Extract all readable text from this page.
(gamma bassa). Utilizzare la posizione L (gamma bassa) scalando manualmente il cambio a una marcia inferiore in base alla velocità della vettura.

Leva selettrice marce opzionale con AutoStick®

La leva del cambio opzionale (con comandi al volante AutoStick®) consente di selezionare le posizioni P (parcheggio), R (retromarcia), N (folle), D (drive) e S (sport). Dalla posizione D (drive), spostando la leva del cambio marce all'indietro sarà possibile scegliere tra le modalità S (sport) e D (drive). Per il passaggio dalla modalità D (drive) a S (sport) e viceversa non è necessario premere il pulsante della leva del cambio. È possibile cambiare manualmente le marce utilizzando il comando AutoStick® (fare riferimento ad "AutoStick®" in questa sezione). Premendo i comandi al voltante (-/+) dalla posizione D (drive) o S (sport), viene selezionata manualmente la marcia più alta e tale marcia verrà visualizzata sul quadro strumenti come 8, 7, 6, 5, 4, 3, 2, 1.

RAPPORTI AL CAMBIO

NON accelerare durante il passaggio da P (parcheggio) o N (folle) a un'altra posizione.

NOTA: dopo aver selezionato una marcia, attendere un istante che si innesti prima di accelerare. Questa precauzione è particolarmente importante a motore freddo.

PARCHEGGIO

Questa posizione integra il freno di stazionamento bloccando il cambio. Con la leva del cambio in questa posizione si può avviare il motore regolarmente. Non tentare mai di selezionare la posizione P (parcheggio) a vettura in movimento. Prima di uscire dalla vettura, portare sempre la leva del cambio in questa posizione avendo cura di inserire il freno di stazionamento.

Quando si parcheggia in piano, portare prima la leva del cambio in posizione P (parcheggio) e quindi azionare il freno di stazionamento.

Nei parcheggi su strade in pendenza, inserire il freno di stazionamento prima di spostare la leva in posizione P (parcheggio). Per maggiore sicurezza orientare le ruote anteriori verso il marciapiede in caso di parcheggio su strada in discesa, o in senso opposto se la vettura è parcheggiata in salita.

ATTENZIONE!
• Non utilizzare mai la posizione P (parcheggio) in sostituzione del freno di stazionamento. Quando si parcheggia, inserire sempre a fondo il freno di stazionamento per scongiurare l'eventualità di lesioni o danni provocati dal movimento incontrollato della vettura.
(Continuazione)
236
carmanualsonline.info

---+---

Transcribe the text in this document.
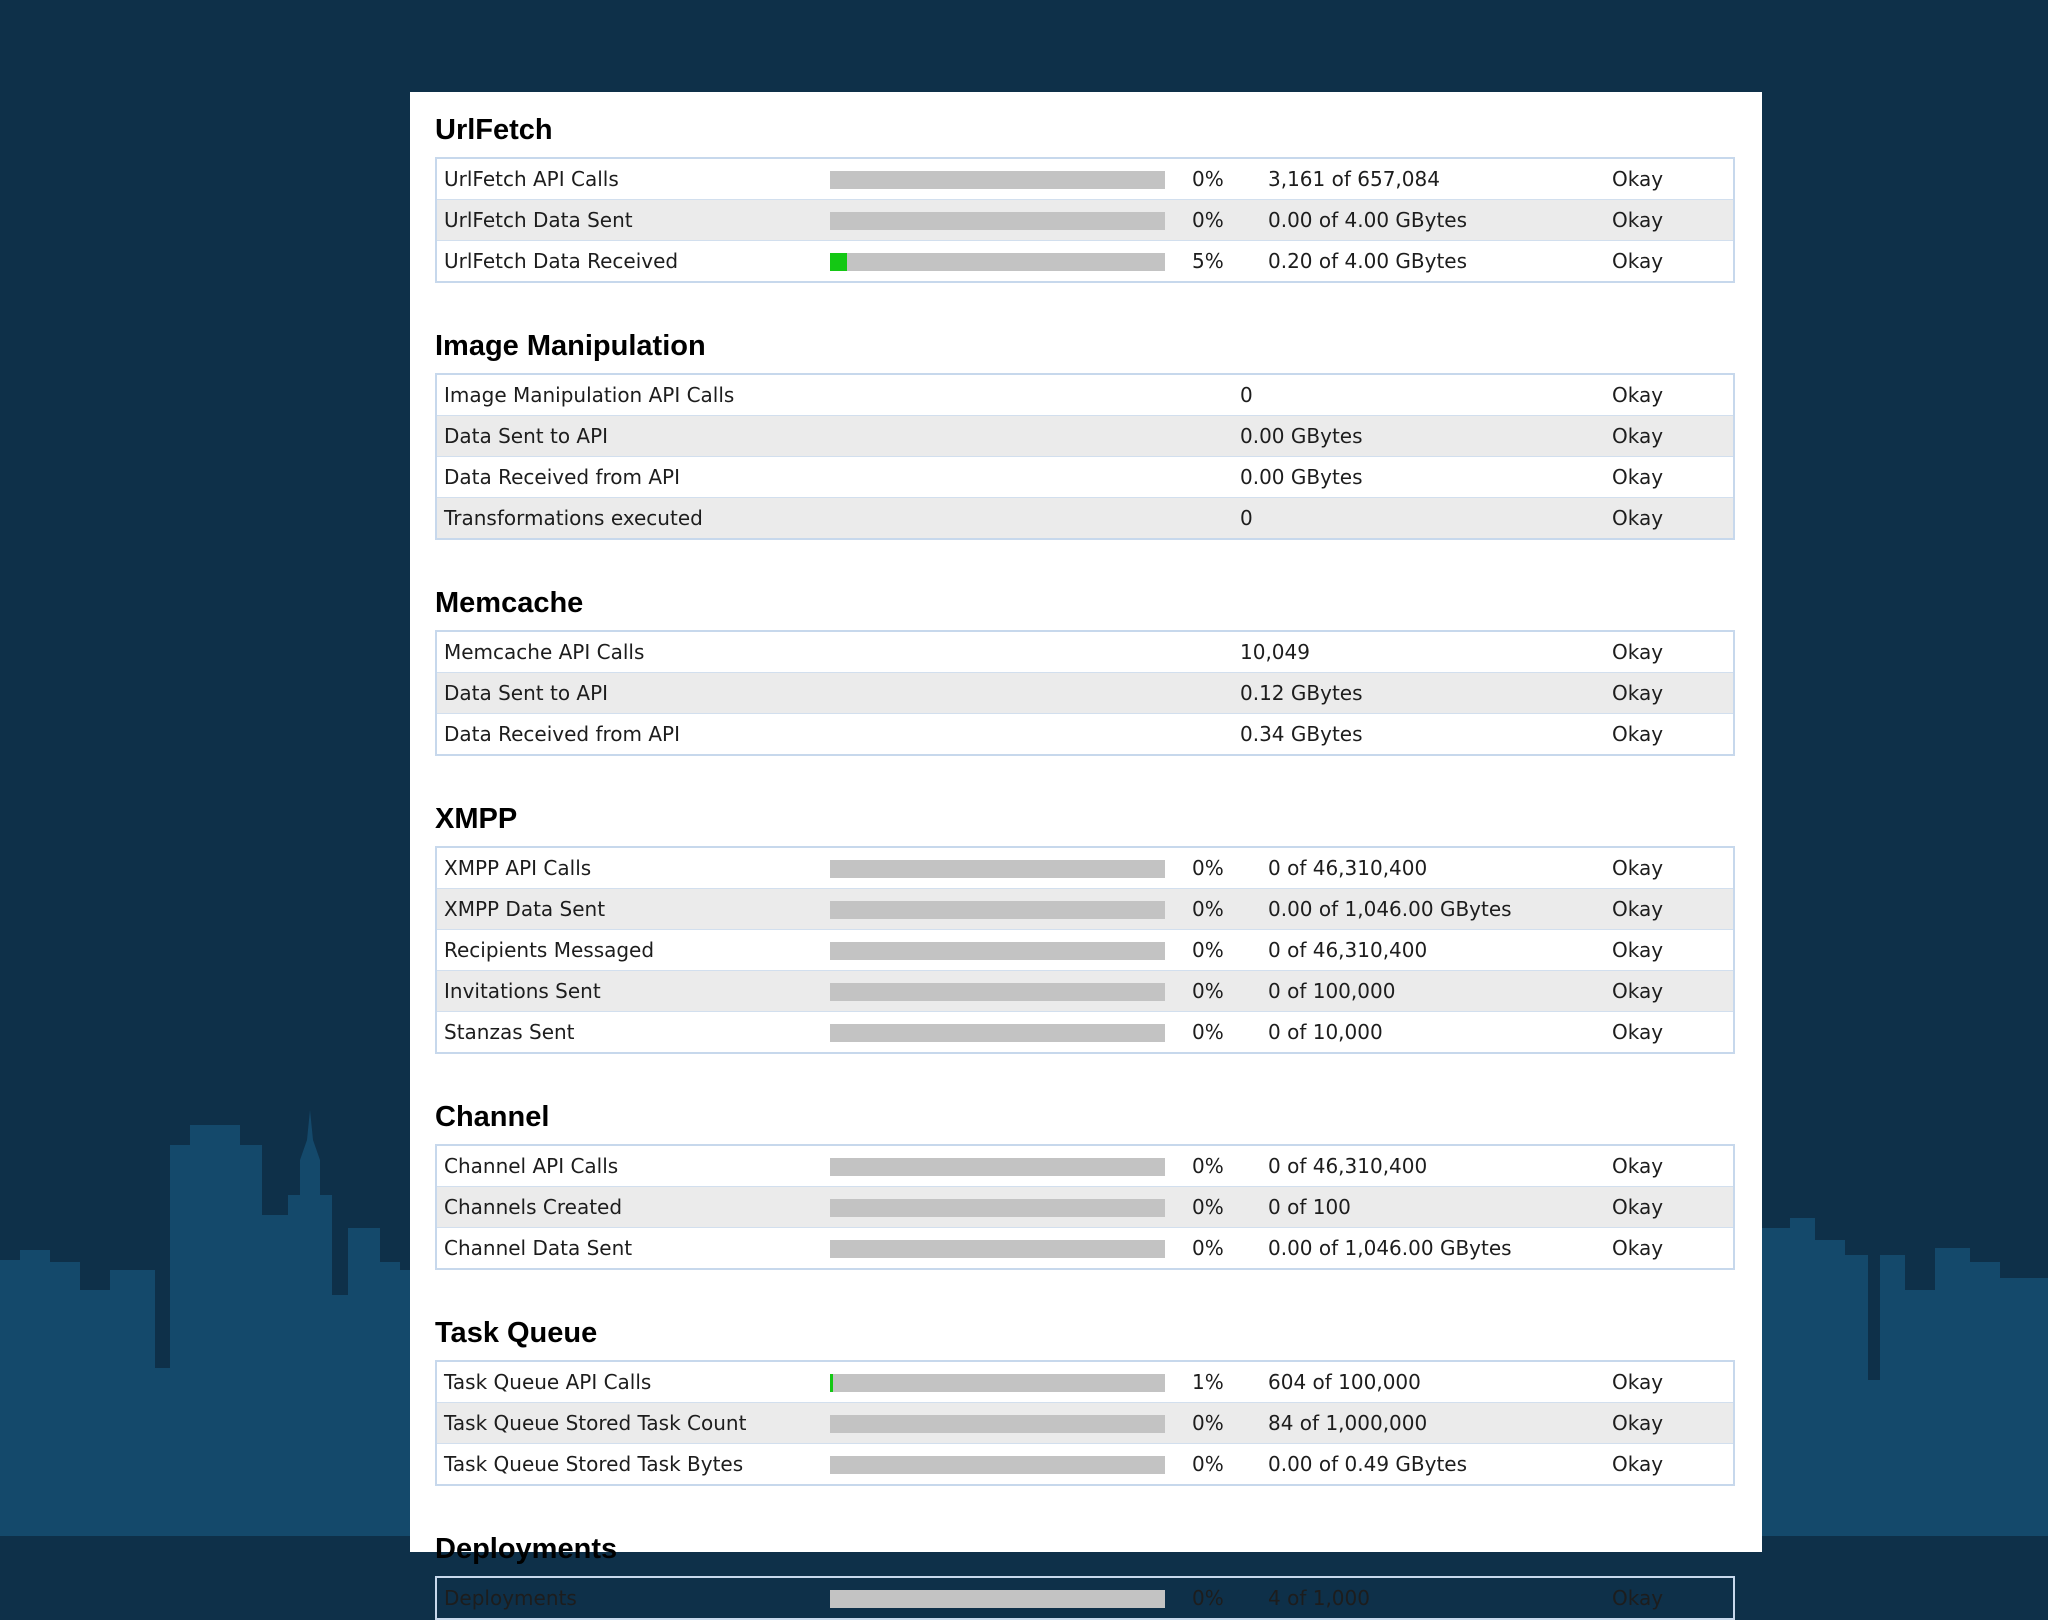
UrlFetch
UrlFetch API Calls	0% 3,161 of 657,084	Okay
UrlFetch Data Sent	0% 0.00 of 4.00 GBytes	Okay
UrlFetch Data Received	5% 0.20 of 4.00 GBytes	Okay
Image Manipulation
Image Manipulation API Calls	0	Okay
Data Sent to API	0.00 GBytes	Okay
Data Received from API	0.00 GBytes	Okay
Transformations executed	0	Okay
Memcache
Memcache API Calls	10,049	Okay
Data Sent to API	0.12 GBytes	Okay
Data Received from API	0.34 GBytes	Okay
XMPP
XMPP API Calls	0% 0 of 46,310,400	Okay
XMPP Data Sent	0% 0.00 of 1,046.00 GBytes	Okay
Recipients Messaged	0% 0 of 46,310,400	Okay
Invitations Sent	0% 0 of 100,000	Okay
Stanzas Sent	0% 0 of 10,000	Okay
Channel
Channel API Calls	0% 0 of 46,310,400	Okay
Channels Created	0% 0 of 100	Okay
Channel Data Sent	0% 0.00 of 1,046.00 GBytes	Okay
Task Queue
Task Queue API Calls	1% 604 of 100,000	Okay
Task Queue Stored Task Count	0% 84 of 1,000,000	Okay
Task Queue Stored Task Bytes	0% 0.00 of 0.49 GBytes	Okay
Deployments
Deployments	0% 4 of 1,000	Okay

---+---

▶ **What is needed**
Among the records above, find each line holding the string "this" and pull it out.

▶ **Task result**
Extract all readable text from this page.
Transcribe the text in this document.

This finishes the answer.